Stored entries:
==*==
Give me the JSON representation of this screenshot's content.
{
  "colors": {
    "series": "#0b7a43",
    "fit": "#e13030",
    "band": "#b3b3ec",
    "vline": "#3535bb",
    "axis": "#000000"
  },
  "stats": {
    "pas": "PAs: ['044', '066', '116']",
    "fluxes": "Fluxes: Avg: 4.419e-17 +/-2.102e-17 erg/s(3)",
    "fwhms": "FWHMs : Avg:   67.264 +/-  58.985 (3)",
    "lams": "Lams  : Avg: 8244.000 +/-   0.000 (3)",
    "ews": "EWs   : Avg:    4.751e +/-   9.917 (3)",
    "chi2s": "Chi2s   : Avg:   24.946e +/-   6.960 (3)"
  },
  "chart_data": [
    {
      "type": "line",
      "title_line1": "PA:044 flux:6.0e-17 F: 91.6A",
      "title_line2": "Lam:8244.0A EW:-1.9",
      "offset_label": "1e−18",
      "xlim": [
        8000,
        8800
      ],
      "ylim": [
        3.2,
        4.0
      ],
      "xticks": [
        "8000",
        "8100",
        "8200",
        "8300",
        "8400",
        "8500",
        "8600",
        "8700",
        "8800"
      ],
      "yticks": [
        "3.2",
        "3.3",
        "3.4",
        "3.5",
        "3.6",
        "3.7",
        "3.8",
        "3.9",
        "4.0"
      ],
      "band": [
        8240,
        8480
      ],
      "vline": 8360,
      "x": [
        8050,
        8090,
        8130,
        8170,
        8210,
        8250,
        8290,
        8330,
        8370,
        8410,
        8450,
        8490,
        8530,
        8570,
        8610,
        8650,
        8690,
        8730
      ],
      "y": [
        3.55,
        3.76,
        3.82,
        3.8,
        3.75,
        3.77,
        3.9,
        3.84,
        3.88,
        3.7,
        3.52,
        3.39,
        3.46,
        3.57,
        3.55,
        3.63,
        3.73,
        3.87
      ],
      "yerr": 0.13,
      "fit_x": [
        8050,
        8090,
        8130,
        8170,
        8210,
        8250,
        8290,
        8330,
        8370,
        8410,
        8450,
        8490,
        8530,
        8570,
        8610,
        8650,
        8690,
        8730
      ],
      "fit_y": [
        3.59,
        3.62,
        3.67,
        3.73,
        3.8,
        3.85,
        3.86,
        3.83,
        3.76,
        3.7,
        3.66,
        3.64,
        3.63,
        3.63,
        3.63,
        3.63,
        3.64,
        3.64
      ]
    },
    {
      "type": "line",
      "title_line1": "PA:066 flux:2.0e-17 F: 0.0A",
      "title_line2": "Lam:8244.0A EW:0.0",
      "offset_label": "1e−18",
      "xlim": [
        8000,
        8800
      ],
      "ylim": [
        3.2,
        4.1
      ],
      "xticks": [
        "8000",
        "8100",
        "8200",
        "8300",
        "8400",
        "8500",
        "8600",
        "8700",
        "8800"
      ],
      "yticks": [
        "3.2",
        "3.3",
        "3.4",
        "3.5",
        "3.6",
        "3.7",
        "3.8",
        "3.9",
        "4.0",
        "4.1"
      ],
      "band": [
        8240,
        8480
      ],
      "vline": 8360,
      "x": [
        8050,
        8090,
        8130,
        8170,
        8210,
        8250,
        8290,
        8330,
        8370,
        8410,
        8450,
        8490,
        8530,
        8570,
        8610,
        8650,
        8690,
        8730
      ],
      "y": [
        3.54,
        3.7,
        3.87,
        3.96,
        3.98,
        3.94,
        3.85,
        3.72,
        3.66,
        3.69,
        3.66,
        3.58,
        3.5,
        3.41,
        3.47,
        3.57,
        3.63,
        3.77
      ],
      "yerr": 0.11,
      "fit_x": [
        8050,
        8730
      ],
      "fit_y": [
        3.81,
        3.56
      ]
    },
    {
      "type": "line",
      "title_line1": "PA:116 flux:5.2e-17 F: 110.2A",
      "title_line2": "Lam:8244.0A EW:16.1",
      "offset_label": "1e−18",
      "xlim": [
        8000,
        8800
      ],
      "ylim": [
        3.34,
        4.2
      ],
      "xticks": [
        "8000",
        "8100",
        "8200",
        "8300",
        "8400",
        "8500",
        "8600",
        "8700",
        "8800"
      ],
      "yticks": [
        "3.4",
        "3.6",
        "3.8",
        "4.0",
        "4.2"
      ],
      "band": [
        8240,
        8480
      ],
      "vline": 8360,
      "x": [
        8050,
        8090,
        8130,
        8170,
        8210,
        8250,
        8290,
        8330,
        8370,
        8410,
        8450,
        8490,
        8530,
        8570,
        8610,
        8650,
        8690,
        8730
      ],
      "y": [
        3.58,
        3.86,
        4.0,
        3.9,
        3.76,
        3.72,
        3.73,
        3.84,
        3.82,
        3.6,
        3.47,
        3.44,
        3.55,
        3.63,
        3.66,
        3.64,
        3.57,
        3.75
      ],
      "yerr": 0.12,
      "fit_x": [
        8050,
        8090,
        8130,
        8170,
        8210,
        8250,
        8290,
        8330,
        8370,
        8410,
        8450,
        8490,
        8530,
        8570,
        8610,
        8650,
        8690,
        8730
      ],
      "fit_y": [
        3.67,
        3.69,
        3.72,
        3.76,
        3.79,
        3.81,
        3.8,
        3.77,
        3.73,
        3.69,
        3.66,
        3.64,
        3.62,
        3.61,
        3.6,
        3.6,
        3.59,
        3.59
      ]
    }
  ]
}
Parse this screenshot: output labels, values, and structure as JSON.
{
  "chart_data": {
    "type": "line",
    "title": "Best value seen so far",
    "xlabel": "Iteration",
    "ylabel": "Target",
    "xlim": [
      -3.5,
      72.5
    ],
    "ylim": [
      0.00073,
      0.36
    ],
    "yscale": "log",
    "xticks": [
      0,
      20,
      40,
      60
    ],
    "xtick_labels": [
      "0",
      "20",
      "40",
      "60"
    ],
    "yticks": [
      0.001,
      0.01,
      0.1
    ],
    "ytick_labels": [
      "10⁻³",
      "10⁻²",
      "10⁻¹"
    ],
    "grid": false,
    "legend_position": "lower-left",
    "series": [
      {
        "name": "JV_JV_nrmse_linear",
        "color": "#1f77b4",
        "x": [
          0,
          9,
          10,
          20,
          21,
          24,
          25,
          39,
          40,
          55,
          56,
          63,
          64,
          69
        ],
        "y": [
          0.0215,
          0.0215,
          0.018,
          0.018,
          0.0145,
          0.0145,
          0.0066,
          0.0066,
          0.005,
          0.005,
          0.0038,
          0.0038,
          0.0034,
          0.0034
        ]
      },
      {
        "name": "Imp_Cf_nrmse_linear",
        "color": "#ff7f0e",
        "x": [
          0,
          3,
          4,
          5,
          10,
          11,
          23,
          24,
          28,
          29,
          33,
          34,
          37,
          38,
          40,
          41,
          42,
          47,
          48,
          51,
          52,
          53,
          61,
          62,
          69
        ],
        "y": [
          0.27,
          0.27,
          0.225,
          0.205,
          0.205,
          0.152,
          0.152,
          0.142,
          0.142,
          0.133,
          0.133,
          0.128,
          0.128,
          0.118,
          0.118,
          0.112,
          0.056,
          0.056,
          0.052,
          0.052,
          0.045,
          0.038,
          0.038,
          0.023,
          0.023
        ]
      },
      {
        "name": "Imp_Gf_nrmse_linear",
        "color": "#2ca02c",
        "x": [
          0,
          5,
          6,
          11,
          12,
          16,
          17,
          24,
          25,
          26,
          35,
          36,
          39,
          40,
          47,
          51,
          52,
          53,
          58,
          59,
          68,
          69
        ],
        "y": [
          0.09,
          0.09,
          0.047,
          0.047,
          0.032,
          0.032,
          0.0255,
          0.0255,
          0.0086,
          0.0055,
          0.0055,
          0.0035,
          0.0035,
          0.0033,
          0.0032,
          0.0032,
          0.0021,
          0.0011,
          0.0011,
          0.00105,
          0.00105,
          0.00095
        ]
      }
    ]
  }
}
==*==
**Problem**
Copy out the full set of records precisely, leaving nothing out.

**Result of the exercise**
Give me the JSON representation of this screenshot's content.
{
  "colors": {
    "series": "#0b7a43",
    "fit": "#e13030",
    "band": "#b3b3ec",
    "vline": "#3535bb",
    "axis": "#000000"
  },
  "stats": {
    "pas": "PAs: ['044', '066', '116']",
    "fluxes": "Fluxes: Avg: 4.419e-17 +/-2.102e-17 erg/s(3)",
    "fwhms": "FWHMs : Avg:   67.264 +/-  58.985 (3)",
    "lams": "Lams  : Avg: 8244.000 +/-   0.000 (3)",
    "ews": "EWs   : Avg:    4.751e +/-   9.917 (3)",
    "chi2s": "Chi2s   : Avg:   24.946e +/-   6.960 (3)"
  },
  "chart_data": [
    {
      "type": "line",
      "title_line1": "PA:044 flux:6.0e-17 F: 91.6A",
      "title_line2": "Lam:8244.0A EW:-1.9",
      "offset_label": "1e−18",
      "xlim": [
        8000,
        8800
      ],
      "ylim": [
        3.2,
        4.0
      ],
      "xticks": [
        "8000",
        "8100",
        "8200",
        "8300",
        "8400",
        "8500",
        "8600",
        "8700",
        "8800"
      ],
      "yticks": [
        "3.2",
        "3.3",
        "3.4",
        "3.5",
        "3.6",
        "3.7",
        "3.8",
        "3.9",
        "4.0"
      ],
      "band": [
        8240,
        8480
      ],
      "vline": 8360,
      "x": [
        8050,
        8090,
        8130,
        8170,
        8210,
        8250,
        8290,
        8330,
        8370,
        8410,
        8450,
        8490,
        8530,
        8570,
        8610,
        8650,
        8690,
        8730
      ],
      "y": [
        3.55,
        3.76,
        3.82,
        3.8,
        3.75,
        3.77,
        3.9,
        3.84,
        3.88,
        3.7,
        3.52,
        3.39,
        3.46,
        3.57,
        3.55,
        3.63,
        3.73,
        3.87
      ],
      "yerr": 0.13,
      "fit_x": [
        8050,
        8090,
        8130,
        8170,
        8210,
        8250,
        8290,
        8330,
        8370,
        8410,
        8450,
        8490,
        8530,
        8570,
        8610,
        8650,
        8690,
        8730
      ],
      "fit_y": [
        3.59,
        3.62,
        3.67,
        3.73,
        3.8,
        3.85,
        3.86,
        3.83,
        3.76,
        3.7,
        3.66,
        3.64,
        3.63,
        3.63,
        3.63,
        3.63,
        3.64,
        3.64
      ]
    },
    {
      "type": "line",
      "title_line1": "PA:066 flux:2.0e-17 F: 0.0A",
      "title_line2": "Lam:8244.0A EW:0.0",
      "offset_label": "1e−18",
      "xlim": [
        8000,
        8800
      ],
      "ylim": [
        3.2,
        4.1
      ],
      "xticks": [
        "8000",
        "8100",
        "8200",
        "8300",
        "8400",
        "8500",
        "8600",
        "8700",
        "8800"
      ],
      "yticks": [
        "3.2",
        "3.3",
        "3.4",
        "3.5",
        "3.6",
        "3.7",
        "3.8",
        "3.9",
        "4.0",
        "4.1"
      ],
      "band": [
        8240,
        8480
      ],
      "vline": 8360,
      "x": [
        8050,
        8090,
        8130,
        8170,
        8210,
        8250,
        8290,
        8330,
        8370,
        8410,
        8450,
        8490,
        8530,
        8570,
        8610,
        8650,
        8690,
        8730
      ],
      "y": [
        3.54,
        3.7,
        3.87,
        3.96,
        3.98,
        3.94,
        3.85,
        3.72,
        3.66,
        3.69,
        3.66,
        3.58,
        3.5,
        3.41,
        3.47,
        3.57,
        3.63,
        3.77
      ],
      "yerr": 0.11,
      "fit_x": [
        8050,
        8730
      ],
      "fit_y": [
        3.81,
        3.56
      ]
    },
    {
      "type": "line",
      "title_line1": "PA:116 flux:5.2e-17 F: 110.2A",
      "title_line2": "Lam:8244.0A EW:16.1",
      "offset_label": "1e−18",
      "xlim": [
        8000,
        8800
      ],
      "ylim": [
        3.34,
        4.2
      ],
      "xticks": [
        "8000",
        "8100",
        "8200",
        "8300",
        "8400",
        "8500",
        "8600",
        "8700",
        "8800"
      ],
      "yticks": [
        "3.4",
        "3.6",
        "3.8",
        "4.0",
        "4.2"
      ],
      "band": [
        8240,
        8480
      ],
      "vline": 8360,
      "x": [
        8050,
        8090,
        8130,
        8170,
        8210,
        8250,
        8290,
        8330,
        8370,
        8410,
        8450,
        8490,
        8530,
        8570,
        8610,
        8650,
        8690,
        8730
      ],
      "y": [
        3.58,
        3.86,
        4.0,
        3.9,
        3.76,
        3.72,
        3.73,
        3.84,
        3.82,
        3.6,
        3.47,
        3.44,
        3.55,
        3.63,
        3.66,
        3.64,
        3.57,
        3.75
      ],
      "yerr": 0.12,
      "fit_x": [
        8050,
        8090,
        8130,
        8170,
        8210,
        8250,
        8290,
        8330,
        8370,
        8410,
        8450,
        8490,
        8530,
        8570,
        8610,
        8650,
        8690,
        8730
      ],
      "fit_y": [
        3.67,
        3.69,
        3.72,
        3.76,
        3.79,
        3.81,
        3.8,
        3.77,
        3.73,
        3.69,
        3.66,
        3.64,
        3.62,
        3.61,
        3.6,
        3.6,
        3.59,
        3.59
      ]
    }
  ]
}
Parse this screenshot: output labels, values, and structure as JSON.
{
  "chart_data": {
    "type": "line",
    "title": "Best value seen so far",
    "xlabel": "Iteration",
    "ylabel": "Target",
    "xlim": [
      -3.5,
      72.5
    ],
    "ylim": [
      0.00073,
      0.36
    ],
    "yscale": "log",
    "xticks": [
      0,
      20,
      40,
      60
    ],
    "xtick_labels": [
      "0",
      "20",
      "40",
      "60"
    ],
    "yticks": [
      0.001,
      0.01,
      0.1
    ],
    "ytick_labels": [
      "10⁻³",
      "10⁻²",
      "10⁻¹"
    ],
    "grid": false,
    "legend_position": "lower-left",
    "series": [
      {
        "name": "JV_JV_nrmse_linear",
        "color": "#1f77b4",
        "x": [
          0,
          9,
          10,
          20,
          21,
          24,
          25,
          39,
          40,
          55,
          56,
          63,
          64,
          69
        ],
        "y": [
          0.0215,
          0.0215,
          0.018,
          0.018,
          0.0145,
          0.0145,
          0.0066,
          0.0066,
          0.005,
          0.005,
          0.0038,
          0.0038,
          0.0034,
          0.0034
        ]
      },
      {
        "name": "Imp_Cf_nrmse_linear",
        "color": "#ff7f0e",
        "x": [
          0,
          3,
          4,
          5,
          10,
          11,
          23,
          24,
          28,
          29,
          33,
          34,
          37,
          38,
          40,
          41,
          42,
          47,
          48,
          51,
          52,
          53,
          61,
          62,
          69
        ],
        "y": [
          0.27,
          0.27,
          0.225,
          0.205,
          0.205,
          0.152,
          0.152,
          0.142,
          0.142,
          0.133,
          0.133,
          0.128,
          0.128,
          0.118,
          0.118,
          0.112,
          0.056,
          0.056,
          0.052,
          0.052,
          0.045,
          0.038,
          0.038,
          0.023,
          0.023
        ]
      },
      {
        "name": "Imp_Gf_nrmse_linear",
        "color": "#2ca02c",
        "x": [
          0,
          5,
          6,
          11,
          12,
          16,
          17,
          24,
          25,
          26,
          35,
          36,
          39,
          40,
          47,
          51,
          52,
          53,
          58,
          59,
          68,
          69
        ],
        "y": [
          0.09,
          0.09,
          0.047,
          0.047,
          0.032,
          0.032,
          0.0255,
          0.0255,
          0.0086,
          0.0055,
          0.0055,
          0.0035,
          0.0035,
          0.0033,
          0.0032,
          0.0032,
          0.0021,
          0.0011,
          0.0011,
          0.00105,
          0.00105,
          0.00095
        ]
      }
    ]
  }
}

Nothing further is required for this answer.